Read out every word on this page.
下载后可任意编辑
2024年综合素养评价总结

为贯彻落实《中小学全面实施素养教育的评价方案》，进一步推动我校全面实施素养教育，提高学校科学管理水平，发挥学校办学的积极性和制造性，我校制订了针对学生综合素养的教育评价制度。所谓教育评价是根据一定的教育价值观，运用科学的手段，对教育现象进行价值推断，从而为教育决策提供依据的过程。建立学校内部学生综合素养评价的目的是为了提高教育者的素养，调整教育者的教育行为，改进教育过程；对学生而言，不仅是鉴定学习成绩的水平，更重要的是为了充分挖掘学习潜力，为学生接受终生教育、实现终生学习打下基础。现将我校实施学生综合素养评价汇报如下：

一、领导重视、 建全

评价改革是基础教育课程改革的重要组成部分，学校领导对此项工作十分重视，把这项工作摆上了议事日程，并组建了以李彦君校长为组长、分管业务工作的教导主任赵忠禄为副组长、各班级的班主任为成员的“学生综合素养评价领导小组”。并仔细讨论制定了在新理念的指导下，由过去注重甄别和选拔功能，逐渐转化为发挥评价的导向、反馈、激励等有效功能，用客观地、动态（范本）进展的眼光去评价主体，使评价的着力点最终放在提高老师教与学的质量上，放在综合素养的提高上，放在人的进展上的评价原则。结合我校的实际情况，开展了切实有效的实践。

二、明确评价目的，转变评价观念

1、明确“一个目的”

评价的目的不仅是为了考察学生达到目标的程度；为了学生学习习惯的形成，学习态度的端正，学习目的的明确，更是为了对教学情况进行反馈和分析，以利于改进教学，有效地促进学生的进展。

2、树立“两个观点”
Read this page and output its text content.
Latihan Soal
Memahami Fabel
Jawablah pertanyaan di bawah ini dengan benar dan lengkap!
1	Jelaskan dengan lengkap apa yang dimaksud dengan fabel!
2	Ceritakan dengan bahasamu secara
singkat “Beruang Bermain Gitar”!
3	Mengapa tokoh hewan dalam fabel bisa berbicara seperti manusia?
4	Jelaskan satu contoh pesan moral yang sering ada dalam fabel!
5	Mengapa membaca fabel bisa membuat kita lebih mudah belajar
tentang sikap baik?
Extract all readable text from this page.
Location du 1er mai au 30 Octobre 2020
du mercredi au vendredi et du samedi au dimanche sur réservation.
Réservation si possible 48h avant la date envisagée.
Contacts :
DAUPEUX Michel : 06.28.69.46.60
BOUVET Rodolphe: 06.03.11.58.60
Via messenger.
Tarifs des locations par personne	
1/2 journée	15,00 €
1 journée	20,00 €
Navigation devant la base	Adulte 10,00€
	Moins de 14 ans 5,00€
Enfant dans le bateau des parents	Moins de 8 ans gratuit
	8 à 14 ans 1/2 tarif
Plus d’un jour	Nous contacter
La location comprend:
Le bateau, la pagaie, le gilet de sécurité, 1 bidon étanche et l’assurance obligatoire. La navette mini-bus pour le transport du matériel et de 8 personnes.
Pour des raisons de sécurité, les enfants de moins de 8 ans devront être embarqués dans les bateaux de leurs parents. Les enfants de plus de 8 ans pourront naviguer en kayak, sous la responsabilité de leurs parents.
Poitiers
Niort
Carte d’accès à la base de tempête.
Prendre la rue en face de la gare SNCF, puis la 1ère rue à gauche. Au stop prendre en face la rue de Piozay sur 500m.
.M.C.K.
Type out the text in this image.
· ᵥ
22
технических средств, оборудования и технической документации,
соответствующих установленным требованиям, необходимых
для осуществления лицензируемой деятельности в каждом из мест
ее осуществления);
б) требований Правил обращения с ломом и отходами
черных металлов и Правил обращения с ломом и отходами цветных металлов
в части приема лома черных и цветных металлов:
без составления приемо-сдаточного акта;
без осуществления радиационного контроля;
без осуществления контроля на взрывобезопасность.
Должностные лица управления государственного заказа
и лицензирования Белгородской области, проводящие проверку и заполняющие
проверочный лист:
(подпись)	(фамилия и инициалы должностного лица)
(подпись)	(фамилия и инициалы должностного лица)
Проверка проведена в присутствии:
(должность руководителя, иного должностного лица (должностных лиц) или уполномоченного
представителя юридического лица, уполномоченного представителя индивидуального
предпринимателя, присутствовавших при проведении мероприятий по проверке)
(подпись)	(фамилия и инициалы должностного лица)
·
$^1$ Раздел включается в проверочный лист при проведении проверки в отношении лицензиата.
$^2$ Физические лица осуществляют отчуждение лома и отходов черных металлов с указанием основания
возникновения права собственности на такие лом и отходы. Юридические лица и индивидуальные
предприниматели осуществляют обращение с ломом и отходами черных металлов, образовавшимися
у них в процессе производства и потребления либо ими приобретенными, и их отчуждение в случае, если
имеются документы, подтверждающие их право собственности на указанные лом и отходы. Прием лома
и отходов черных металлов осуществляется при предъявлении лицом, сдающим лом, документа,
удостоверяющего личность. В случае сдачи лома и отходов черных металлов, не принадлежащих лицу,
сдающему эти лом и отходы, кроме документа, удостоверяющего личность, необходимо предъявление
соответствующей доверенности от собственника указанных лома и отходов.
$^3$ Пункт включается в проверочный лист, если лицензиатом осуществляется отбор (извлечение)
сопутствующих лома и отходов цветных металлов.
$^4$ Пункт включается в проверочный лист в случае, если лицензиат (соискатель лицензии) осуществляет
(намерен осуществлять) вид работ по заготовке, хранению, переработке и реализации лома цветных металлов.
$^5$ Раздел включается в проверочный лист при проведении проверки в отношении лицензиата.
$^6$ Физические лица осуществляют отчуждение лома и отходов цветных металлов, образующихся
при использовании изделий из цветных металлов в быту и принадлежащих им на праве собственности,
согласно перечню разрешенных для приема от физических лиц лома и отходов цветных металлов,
====
Request:
Go through the records and copy each line with "осуществления" in it.

In response:
для осуществления лицензируемой деятельности в каждом из мест
ее осуществления);
без осуществления радиационного контроля;
без осуществления контроля на взрывобезопасность.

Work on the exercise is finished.